[Instructions for the task]
In the abstract on seizure-induced delay of puberty in female rats, which opioid receptor antagonists were injected before and after daily ECS?

[Given passage]
╔══

Seizure-induced delay of puberty in female rats: effects of age, stress and opioid antagonists.

Abstract

We have shown that pre- and post-pubertal female rats are sensitive to seizures. For example, daily convulsions commencing at 24 days of age delay puberty. Here we examine the effect of seizures at various ages. In addition, because opioid peptides are implicated in regulating the onset of puberty and are activated by convulsions, we also investigate the effect of opioid antagonists in the seizure-induced delay of puberty. A single daily electroconvulsive shock (ECS) was given for 10 days to neonatal (days 2-11), infantile (days 15-24) and juvenile (days 22-31) rats. The treatment delayed vaginal opening (VO) in juvenile rats. Neonatal and infantile rats were unaffected. VO was also delayed by daily ECS for only 5 days in the late juvenile (days 27-31) period. The opioid receptor antagonists naloxone, naltrexone and nalmefene injected before and after single daily ECS were unable to block this effect of ECS on VO. To examine whether the effect of ECS is related to stress, we examined several stressors known to induce opioid-mediated alterations in gonadotrophin secretion. Footshock, immobilization and ether stress administered in the juvenile period (days 27-31) did not affect the timing of VO. In addition, rats anaesthetized with halothane, and then given ECS, still showed a delay of VO. These data demonstrate that rats in the late juvenile stage of development are most sensitive to convulsions. We also suggest that opioids are not critical to the mechanism by which the ECS disturbs puberty, and that ECS elicits its effect seemingly independently of the convulsive stress.

╚══

[Extracted information]
╔══

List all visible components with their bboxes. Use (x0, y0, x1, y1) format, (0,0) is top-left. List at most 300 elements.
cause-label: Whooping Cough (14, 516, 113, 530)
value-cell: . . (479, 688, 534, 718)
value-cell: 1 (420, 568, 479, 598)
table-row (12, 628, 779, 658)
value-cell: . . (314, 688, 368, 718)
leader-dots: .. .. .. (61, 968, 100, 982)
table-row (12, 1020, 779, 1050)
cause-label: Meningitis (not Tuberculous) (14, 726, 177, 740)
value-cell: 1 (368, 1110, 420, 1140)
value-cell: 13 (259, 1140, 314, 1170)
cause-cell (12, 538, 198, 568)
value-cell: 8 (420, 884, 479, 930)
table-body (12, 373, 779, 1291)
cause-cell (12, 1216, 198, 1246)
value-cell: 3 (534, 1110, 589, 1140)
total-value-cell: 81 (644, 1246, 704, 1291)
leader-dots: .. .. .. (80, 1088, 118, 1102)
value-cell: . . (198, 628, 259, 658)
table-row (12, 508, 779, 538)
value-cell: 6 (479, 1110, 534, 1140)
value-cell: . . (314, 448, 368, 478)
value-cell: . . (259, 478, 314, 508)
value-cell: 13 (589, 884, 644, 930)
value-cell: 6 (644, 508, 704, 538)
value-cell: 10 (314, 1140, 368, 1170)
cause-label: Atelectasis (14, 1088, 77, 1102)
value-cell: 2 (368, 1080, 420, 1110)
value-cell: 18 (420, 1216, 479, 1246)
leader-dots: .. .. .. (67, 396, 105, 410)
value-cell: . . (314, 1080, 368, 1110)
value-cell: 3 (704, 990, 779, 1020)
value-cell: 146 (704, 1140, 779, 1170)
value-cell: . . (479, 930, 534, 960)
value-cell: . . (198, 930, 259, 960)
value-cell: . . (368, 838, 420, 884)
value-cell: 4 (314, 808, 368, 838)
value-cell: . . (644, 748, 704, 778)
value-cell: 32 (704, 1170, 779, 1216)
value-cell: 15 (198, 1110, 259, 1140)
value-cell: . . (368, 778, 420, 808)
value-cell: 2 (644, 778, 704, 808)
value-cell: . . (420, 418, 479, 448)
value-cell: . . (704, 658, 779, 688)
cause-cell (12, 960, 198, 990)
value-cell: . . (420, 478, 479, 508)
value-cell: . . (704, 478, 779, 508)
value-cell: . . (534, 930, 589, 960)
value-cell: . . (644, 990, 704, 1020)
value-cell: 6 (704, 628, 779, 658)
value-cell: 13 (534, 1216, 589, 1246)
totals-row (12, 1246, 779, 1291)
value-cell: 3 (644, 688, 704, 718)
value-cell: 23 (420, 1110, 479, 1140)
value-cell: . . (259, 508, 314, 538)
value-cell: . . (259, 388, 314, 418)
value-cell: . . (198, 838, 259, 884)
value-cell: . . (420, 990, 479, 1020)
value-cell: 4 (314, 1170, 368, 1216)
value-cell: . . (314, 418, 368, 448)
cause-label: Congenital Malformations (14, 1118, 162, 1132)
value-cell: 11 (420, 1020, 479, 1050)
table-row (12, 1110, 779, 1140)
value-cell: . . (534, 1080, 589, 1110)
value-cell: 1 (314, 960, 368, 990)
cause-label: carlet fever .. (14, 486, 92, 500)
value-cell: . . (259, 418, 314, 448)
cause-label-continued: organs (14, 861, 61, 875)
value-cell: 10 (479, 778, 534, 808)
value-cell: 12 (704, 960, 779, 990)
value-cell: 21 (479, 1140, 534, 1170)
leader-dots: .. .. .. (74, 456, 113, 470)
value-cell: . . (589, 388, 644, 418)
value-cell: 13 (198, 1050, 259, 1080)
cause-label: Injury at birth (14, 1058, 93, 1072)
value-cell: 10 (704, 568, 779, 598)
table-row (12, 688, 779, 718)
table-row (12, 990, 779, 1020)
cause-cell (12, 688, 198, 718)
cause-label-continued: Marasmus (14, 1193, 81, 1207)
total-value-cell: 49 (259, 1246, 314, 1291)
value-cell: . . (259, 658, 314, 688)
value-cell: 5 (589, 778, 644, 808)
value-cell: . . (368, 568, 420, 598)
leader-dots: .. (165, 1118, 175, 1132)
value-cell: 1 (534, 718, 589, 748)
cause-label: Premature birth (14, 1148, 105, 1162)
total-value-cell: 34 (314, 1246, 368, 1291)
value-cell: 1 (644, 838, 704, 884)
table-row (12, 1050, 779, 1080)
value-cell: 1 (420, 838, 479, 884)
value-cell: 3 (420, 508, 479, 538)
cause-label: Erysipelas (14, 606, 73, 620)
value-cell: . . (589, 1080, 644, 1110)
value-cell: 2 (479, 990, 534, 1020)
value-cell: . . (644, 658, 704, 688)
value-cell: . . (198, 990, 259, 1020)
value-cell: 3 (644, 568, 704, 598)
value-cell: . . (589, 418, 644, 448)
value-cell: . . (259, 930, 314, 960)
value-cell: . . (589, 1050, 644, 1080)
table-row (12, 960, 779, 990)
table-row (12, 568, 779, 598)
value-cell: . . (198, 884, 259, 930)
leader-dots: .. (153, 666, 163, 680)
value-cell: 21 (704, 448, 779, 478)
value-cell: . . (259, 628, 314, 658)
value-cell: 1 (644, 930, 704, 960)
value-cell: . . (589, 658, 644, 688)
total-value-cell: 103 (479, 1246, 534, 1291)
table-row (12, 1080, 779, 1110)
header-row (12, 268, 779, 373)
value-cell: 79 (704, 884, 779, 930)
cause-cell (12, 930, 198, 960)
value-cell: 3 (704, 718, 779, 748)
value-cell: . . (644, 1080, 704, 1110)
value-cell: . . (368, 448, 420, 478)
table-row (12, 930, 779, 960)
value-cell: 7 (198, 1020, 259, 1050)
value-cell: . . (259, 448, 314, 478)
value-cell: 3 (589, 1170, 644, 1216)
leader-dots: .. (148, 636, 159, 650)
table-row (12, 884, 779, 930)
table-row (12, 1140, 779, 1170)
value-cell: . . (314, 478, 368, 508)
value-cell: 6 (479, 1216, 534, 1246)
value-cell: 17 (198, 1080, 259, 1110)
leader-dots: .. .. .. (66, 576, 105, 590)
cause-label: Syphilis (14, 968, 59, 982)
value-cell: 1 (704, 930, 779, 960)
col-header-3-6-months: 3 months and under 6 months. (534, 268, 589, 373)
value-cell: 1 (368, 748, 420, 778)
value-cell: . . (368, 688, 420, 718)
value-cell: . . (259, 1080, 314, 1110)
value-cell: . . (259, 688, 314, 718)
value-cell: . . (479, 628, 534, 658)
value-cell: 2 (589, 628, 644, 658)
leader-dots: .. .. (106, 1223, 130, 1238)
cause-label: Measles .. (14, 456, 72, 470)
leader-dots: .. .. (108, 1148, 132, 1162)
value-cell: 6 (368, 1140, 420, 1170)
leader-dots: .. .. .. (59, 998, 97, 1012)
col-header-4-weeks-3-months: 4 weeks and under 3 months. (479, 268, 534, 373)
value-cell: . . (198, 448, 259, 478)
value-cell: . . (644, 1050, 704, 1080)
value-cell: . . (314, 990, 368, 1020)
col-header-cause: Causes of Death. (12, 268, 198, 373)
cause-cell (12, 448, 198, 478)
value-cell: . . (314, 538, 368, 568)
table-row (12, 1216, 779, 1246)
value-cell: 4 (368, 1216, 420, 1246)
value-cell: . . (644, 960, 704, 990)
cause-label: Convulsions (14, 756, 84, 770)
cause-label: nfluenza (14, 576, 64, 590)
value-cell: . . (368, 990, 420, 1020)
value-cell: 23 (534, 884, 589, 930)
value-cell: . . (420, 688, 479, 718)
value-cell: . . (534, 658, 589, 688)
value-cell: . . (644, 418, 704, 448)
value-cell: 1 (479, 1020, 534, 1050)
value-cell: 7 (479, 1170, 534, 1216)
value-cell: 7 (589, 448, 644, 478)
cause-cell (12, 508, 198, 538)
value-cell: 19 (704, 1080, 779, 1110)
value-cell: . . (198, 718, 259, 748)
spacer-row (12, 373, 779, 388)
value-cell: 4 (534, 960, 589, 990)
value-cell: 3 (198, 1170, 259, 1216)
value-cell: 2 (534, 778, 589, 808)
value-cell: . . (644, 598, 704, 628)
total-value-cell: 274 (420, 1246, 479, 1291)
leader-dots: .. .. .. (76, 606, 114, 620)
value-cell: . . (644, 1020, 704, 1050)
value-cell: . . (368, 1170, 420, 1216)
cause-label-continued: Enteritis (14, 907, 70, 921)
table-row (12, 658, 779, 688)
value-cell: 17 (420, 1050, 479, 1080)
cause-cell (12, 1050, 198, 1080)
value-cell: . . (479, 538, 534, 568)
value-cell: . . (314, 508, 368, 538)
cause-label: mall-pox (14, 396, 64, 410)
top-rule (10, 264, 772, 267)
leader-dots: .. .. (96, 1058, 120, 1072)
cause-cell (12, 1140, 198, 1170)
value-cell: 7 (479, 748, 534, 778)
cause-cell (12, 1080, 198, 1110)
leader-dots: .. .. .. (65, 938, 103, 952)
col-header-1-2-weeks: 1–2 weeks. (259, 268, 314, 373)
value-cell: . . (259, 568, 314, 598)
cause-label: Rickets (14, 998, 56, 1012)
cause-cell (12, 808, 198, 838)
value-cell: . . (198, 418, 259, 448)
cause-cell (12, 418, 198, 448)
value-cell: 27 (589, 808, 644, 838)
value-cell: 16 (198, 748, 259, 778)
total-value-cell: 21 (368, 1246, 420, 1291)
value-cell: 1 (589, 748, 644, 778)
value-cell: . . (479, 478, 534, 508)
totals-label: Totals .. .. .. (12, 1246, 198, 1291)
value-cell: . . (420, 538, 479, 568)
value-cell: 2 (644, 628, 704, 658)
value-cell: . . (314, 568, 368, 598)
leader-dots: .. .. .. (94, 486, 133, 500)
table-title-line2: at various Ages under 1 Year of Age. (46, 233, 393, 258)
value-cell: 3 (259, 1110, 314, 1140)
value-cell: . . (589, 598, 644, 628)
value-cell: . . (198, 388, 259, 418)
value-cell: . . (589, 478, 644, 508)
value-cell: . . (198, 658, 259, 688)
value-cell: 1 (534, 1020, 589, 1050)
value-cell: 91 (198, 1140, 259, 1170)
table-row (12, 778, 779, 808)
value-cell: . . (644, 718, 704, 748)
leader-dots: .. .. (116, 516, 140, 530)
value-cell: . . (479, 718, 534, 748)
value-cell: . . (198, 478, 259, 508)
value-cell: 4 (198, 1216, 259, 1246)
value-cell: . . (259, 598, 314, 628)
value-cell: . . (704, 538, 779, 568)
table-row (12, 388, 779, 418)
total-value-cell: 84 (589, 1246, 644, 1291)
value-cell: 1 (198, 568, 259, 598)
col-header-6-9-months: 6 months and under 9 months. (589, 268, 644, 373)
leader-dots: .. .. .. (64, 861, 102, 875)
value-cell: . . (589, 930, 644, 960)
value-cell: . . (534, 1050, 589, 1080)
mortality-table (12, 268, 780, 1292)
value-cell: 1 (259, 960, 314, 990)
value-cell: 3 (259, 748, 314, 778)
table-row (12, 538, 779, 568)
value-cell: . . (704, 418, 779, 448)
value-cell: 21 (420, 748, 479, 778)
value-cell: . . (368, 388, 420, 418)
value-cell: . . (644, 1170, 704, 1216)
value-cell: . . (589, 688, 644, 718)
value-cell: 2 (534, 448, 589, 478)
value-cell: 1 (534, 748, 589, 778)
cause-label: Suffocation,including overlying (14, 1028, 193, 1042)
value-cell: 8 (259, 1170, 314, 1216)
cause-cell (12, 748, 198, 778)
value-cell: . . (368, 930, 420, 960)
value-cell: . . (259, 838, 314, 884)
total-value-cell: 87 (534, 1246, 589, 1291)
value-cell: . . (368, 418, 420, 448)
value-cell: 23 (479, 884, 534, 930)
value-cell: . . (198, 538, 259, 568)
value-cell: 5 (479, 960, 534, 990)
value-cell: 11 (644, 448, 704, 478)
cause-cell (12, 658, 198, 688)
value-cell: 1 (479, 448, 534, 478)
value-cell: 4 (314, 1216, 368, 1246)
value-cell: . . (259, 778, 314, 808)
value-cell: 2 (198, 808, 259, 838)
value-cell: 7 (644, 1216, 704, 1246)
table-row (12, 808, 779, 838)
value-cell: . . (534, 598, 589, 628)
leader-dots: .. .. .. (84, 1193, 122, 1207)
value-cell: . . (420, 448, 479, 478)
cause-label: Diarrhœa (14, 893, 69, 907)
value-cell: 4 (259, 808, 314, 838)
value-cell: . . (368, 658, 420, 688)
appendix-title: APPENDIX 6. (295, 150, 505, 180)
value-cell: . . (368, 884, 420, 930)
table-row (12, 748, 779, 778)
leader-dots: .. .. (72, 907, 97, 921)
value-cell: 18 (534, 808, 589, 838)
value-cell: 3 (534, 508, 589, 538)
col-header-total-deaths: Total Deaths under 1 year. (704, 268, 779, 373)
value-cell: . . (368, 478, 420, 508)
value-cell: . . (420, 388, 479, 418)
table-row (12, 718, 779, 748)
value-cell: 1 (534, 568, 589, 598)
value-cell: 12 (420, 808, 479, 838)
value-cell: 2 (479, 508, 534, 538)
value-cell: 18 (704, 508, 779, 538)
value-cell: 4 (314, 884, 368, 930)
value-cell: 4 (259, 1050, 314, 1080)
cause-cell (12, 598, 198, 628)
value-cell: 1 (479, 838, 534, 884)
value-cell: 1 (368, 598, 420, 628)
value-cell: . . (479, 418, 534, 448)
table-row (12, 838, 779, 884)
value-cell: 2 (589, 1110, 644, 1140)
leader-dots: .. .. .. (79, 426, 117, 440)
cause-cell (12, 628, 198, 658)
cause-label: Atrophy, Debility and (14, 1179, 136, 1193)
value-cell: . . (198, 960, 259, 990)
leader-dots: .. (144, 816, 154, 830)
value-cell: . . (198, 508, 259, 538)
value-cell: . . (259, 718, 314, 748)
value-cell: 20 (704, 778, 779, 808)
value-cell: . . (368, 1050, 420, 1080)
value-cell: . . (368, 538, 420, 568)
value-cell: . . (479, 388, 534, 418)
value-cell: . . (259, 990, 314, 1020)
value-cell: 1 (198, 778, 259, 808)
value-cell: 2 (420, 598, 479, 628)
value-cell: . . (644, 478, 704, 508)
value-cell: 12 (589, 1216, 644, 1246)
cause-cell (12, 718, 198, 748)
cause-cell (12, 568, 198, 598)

╚══

[Output for this exercise]
Naloxone, naltrexone and nalmefene.